Provided material:
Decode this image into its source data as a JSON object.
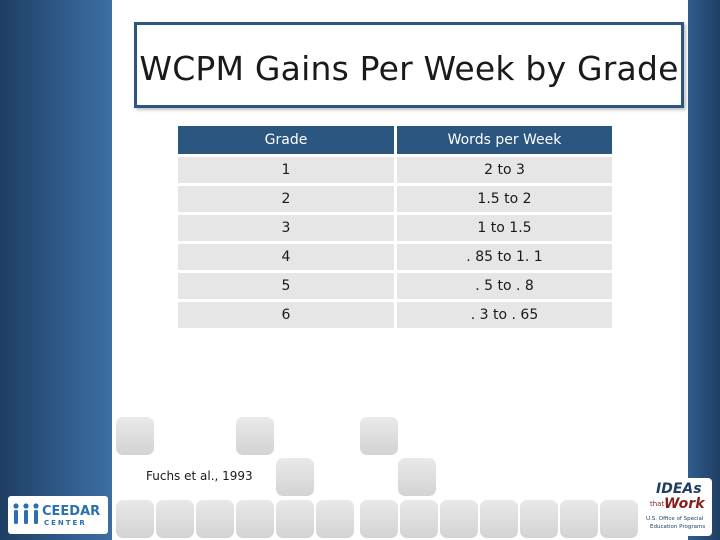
{
  "slide": {
    "title": "WCPM Gains Per Week by Grade",
    "citation": "Fuchs et al., 1993"
  },
  "table": {
    "headers": [
      "Grade",
      "Words per Week"
    ],
    "rows": [
      [
        "1",
        "2 to 3"
      ],
      [
        "2",
        "1.5 to 2"
      ],
      [
        "3",
        "1 to 1.5"
      ],
      [
        "4",
        ". 85 to 1. 1"
      ],
      [
        "5",
        ". 5 to . 8"
      ],
      [
        "6",
        ". 3 to . 65"
      ]
    ]
  },
  "logos": {
    "ceedar": {
      "text_top": "CEEDAR",
      "text_bottom": "CENTER"
    },
    "ideas": {
      "line1": "IDEAs",
      "line2": "that",
      "line3": "Work",
      "caption1": "U.S. Office of Special",
      "caption2": "Education Programs"
    }
  },
  "colors": {
    "accent": "#2a5680",
    "row_fill": "#e6e6e6",
    "side_bar": "#2e5a8a"
  }
}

Brief: Going through the data above, count the lines where the string "Grade" appears, and answer with only that number.

Output below: 2